- _Your instructions_
Pictures do not belong in your copy. Repeat all the other data exactly.

★ ★ ★ ★ ★

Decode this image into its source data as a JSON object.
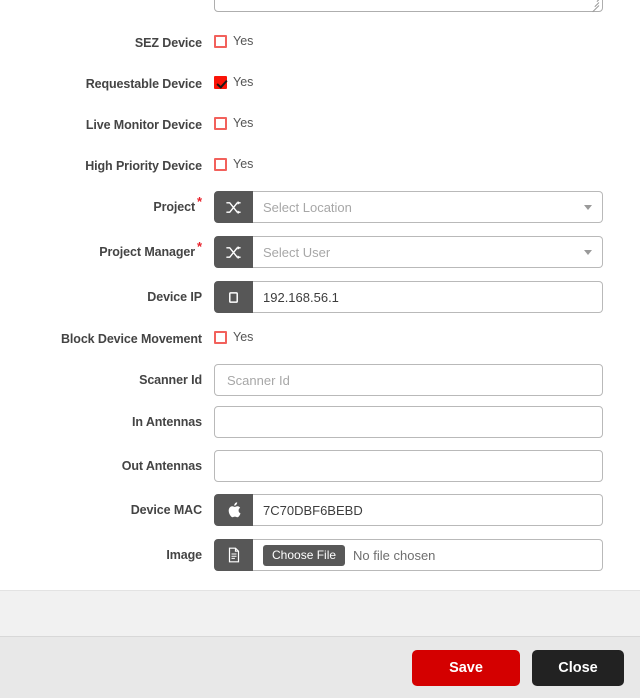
{
  "form": {
    "textarea": {
      "value": "",
      "resize_handle": "resize-grip"
    },
    "checkbox_rows": [
      {
        "label": "SEZ Device",
        "option": "Yes",
        "checked": false
      },
      {
        "label": "Requestable Device",
        "option": "Yes",
        "checked": true
      },
      {
        "label": "Live Monitor Device",
        "option": "Yes",
        "checked": false
      },
      {
        "label": "High Priority Device",
        "option": "Yes",
        "checked": false
      }
    ],
    "block_movement": {
      "label": "Block Device Movement",
      "option": "Yes",
      "checked": false
    },
    "project": {
      "label": "Project",
      "required": true,
      "required_marker": "*",
      "icon": "shuffle-icon",
      "value": "",
      "placeholder": "Select Location"
    },
    "project_manager": {
      "label": "Project Manager",
      "required": true,
      "required_marker": "*",
      "icon": "shuffle-icon",
      "value": "",
      "placeholder": "Select User"
    },
    "device_ip": {
      "label": "Device IP",
      "icon": "monitor-icon",
      "value": "192.168.56.1"
    },
    "scanner_id": {
      "label": "Scanner Id",
      "value": "",
      "placeholder": "Scanner Id"
    },
    "in_antennas": {
      "label": "In Antennas",
      "value": "",
      "placeholder": ""
    },
    "out_antennas": {
      "label": "Out Antennas",
      "value": "",
      "placeholder": ""
    },
    "device_mac": {
      "label": "Device MAC",
      "icon": "apple-icon",
      "value": "7C70DBF6BEBD"
    },
    "image": {
      "label": "Image",
      "icon": "document-icon",
      "choose_button": "Choose File",
      "file_status": "No file chosen"
    }
  },
  "footer": {
    "save_label": "Save",
    "close_label": "Close"
  },
  "colors": {
    "accent_red": "#d40000",
    "checkbox_border": "#f2615c",
    "checkbox_checked": "#fa1408",
    "required_star": "#e8202a",
    "prefix_bg": "#575757",
    "close_bg": "#222222",
    "footer_bg": "#e8e8e8"
  }
}
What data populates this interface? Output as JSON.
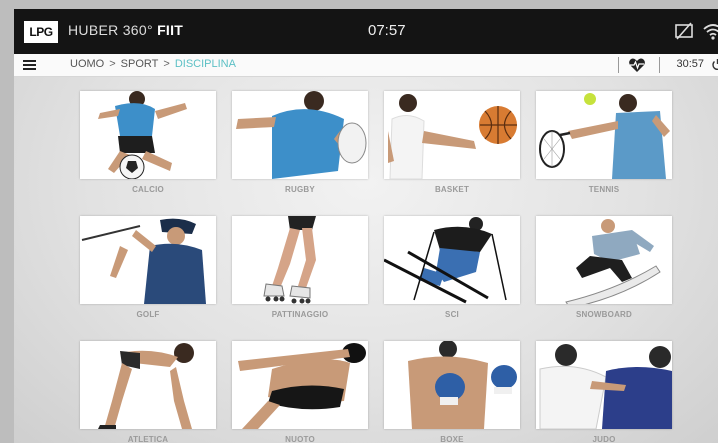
{
  "status_bar": {
    "logo": "LPG",
    "app_name_prefix": "HUBER 360°",
    "app_name_suffix": "FIIT",
    "clock": "07:57",
    "icons": [
      "no-screen-icon",
      "wifi-icon"
    ]
  },
  "nav": {
    "breadcrumb": [
      "UOMO",
      "SPORT",
      "DISCIPLINA"
    ],
    "separators": [
      ">",
      ">"
    ],
    "timer": "30:57",
    "icons": [
      "menu-icon",
      "heart-rate-icon",
      "power-icon"
    ],
    "accent_color": "#5cc0c5"
  },
  "sports": [
    {
      "id": "calcio",
      "label": "CALCIO",
      "icon": "football-player"
    },
    {
      "id": "rugby",
      "label": "RUGBY",
      "icon": "rugby-player"
    },
    {
      "id": "basket",
      "label": "BASKET",
      "icon": "basketball-player"
    },
    {
      "id": "tennis",
      "label": "TENNIS",
      "icon": "tennis-player"
    },
    {
      "id": "golf",
      "label": "GOLF",
      "icon": "golf-player"
    },
    {
      "id": "pattinaggio",
      "label": "PATTINAGGIO",
      "icon": "roller-skater"
    },
    {
      "id": "sci",
      "label": "SCI",
      "icon": "skier"
    },
    {
      "id": "snowboard",
      "label": "SNOWBOARD",
      "icon": "snowboarder"
    },
    {
      "id": "atletica",
      "label": "ATLETICA",
      "icon": "sprinter"
    },
    {
      "id": "nuoto",
      "label": "NUOTO",
      "icon": "swimmer"
    },
    {
      "id": "boxe",
      "label": "BOXE",
      "icon": "boxer"
    },
    {
      "id": "judo",
      "label": "JUDO",
      "icon": "judoka"
    }
  ]
}
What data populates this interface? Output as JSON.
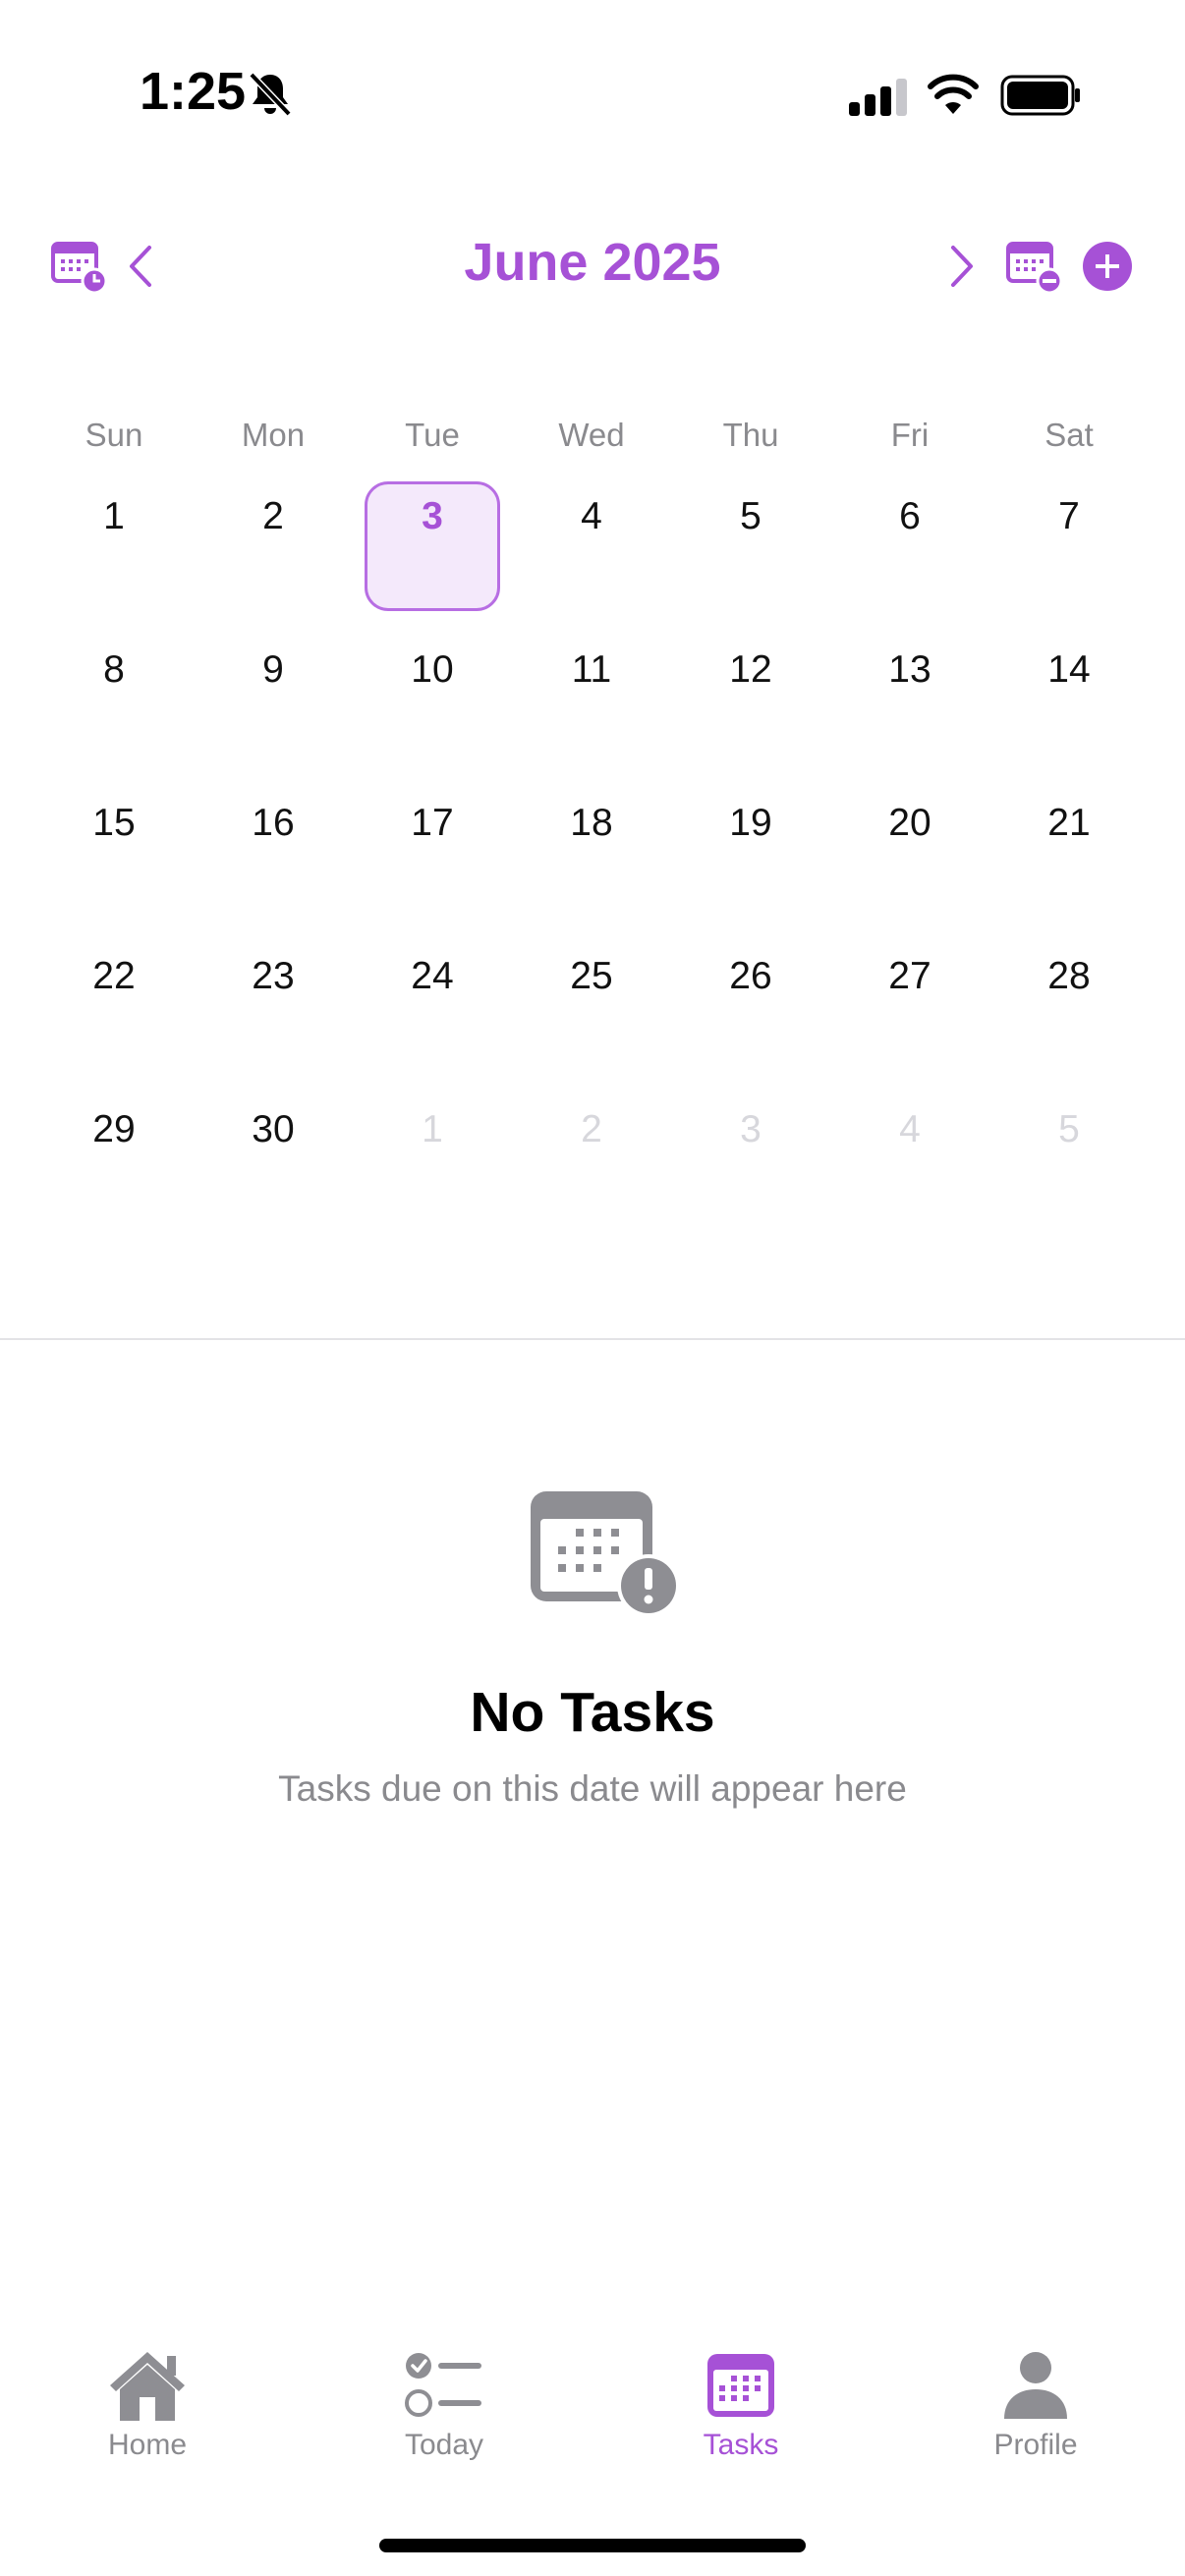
{
  "status": {
    "time": "1:25"
  },
  "header": {
    "month_title": "June 2025"
  },
  "calendar": {
    "weekdays": [
      "Sun",
      "Mon",
      "Tue",
      "Wed",
      "Thu",
      "Fri",
      "Sat"
    ],
    "selected_day": "3",
    "weeks": [
      [
        "1",
        "2",
        "3",
        "4",
        "5",
        "6",
        "7"
      ],
      [
        "8",
        "9",
        "10",
        "11",
        "12",
        "13",
        "14"
      ],
      [
        "15",
        "16",
        "17",
        "18",
        "19",
        "20",
        "21"
      ],
      [
        "22",
        "23",
        "24",
        "25",
        "26",
        "27",
        "28"
      ],
      [
        "29",
        "30",
        "1",
        "2",
        "3",
        "4",
        "5"
      ]
    ]
  },
  "empty_state": {
    "title": "No Tasks",
    "subtitle": "Tasks due on this date will appear here"
  },
  "tabs": [
    {
      "label": "Home",
      "icon": "house-icon"
    },
    {
      "label": "Today",
      "icon": "checklist-icon"
    },
    {
      "label": "Tasks",
      "icon": "calendar-icon"
    },
    {
      "label": "Profile",
      "icon": "person-icon"
    }
  ],
  "colors": {
    "accent": "#a651d6",
    "muted_text": "#8a8a8e",
    "icon_gray": "#8e8e93"
  }
}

★ ★ ★ ★ ★

- _Answer to this exercise_
Decode this image into its source data as a JSON object.
{
  "form": {
    "textarea": {
      "value": "",
      "resize_handle": "resize-grip"
    },
    "checkbox_rows": [
      {
        "label": "SEZ Device",
        "option": "Yes",
        "checked": false
      },
      {
        "label": "Requestable Device",
        "option": "Yes",
        "checked": true
      },
      {
        "label": "Live Monitor Device",
        "option": "Yes",
        "checked": false
      },
      {
        "label": "High Priority Device",
        "option": "Yes",
        "checked": false
      }
    ],
    "block_movement": {
      "label": "Block Device Movement",
      "option": "Yes",
      "checked": false
    },
    "project": {
      "label": "Project",
      "required": true,
      "required_marker": "*",
      "icon": "shuffle-icon",
      "value": "",
      "placeholder": "Select Location"
    },
    "project_manager": {
      "label": "Project Manager",
      "required": true,
      "required_marker": "*",
      "icon": "shuffle-icon",
      "value": "",
      "placeholder": "Select User"
    },
    "device_ip": {
      "label": "Device IP",
      "icon": "monitor-icon",
      "value": "192.168.56.1"
    },
    "scanner_id": {
      "label": "Scanner Id",
      "value": "",
      "placeholder": "Scanner Id"
    },
    "in_antennas": {
      "label": "In Antennas",
      "value": "",
      "placeholder": ""
    },
    "out_antennas": {
      "label": "Out Antennas",
      "value": "",
      "placeholder": ""
    },
    "device_mac": {
      "label": "Device MAC",
      "icon": "apple-icon",
      "value": "7C70DBF6BEBD"
    },
    "image": {
      "label": "Image",
      "icon": "document-icon",
      "choose_button": "Choose File",
      "file_status": "No file chosen"
    }
  },
  "footer": {
    "save_label": "Save",
    "close_label": "Close"
  },
  "colors": {
    "accent_red": "#d40000",
    "checkbox_border": "#f2615c",
    "checkbox_checked": "#fa1408",
    "required_star": "#e8202a",
    "prefix_bg": "#575757",
    "close_bg": "#222222",
    "footer_bg": "#e8e8e8"
  }
}
What data populates this interface? Output as JSON.
{
  "status_bar": {
    "logo": "LPG",
    "app_name_prefix": "HUBER 360°",
    "app_name_suffix": "FIIT",
    "clock": "07:57",
    "icons": [
      "no-screen-icon",
      "wifi-icon"
    ]
  },
  "nav": {
    "breadcrumb": [
      "UOMO",
      "SPORT",
      "DISCIPLINA"
    ],
    "separators": [
      ">",
      ">"
    ],
    "timer": "30:57",
    "icons": [
      "menu-icon",
      "heart-rate-icon",
      "power-icon"
    ],
    "accent_color": "#5cc0c5"
  },
  "sports": [
    {
      "id": "calcio",
      "label": "CALCIO",
      "icon": "football-player"
    },
    {
      "id": "rugby",
      "label": "RUGBY",
      "icon": "rugby-player"
    },
    {
      "id": "basket",
      "label": "BASKET",
      "icon": "basketball-player"
    },
    {
      "id": "tennis",
      "label": "TENNIS",
      "icon": "tennis-player"
    },
    {
      "id": "golf",
      "label": "GOLF",
      "icon": "golf-player"
    },
    {
      "id": "pattinaggio",
      "label": "PATTINAGGIO",
      "icon": "roller-skater"
    },
    {
      "id": "sci",
      "label": "SCI",
      "icon": "skier"
    },
    {
      "id": "snowboard",
      "label": "SNOWBOARD",
      "icon": "snowboarder"
    },
    {
      "id": "atletica",
      "label": "ATLETICA",
      "icon": "sprinter"
    },
    {
      "id": "nuoto",
      "label": "NUOTO",
      "icon": "swimmer"
    },
    {
      "id": "boxe",
      "label": "BOXE",
      "icon": "boxer"
    },
    {
      "id": "judo",
      "label": "JUDO",
      "icon": "judoka"
    }
  ]
}
What data populates this interface? Output as JSON.
{
  "status": {
    "time": "1:25"
  },
  "header": {
    "month_title": "June 2025"
  },
  "calendar": {
    "weekdays": [
      "Sun",
      "Mon",
      "Tue",
      "Wed",
      "Thu",
      "Fri",
      "Sat"
    ],
    "selected_day": "3",
    "weeks": [
      [
        "1",
        "2",
        "3",
        "4",
        "5",
        "6",
        "7"
      ],
      [
        "8",
        "9",
        "10",
        "11",
        "12",
        "13",
        "14"
      ],
      [
        "15",
        "16",
        "17",
        "18",
        "19",
        "20",
        "21"
      ],
      [
        "22",
        "23",
        "24",
        "25",
        "26",
        "27",
        "28"
      ],
      [
        "29",
        "30",
        "1",
        "2",
        "3",
        "4",
        "5"
      ]
    ]
  },
  "empty_state": {
    "title": "No Tasks",
    "subtitle": "Tasks due on this date will appear here"
  },
  "tabs": [
    {
      "label": "Home",
      "icon": "house-icon"
    },
    {
      "label": "Today",
      "icon": "checklist-icon"
    },
    {
      "label": "Tasks",
      "icon": "calendar-icon"
    },
    {
      "label": "Profile",
      "icon": "person-icon"
    }
  ],
  "colors": {
    "accent": "#a651d6",
    "muted_text": "#8a8a8e",
    "icon_gray": "#8e8e93"
  }
}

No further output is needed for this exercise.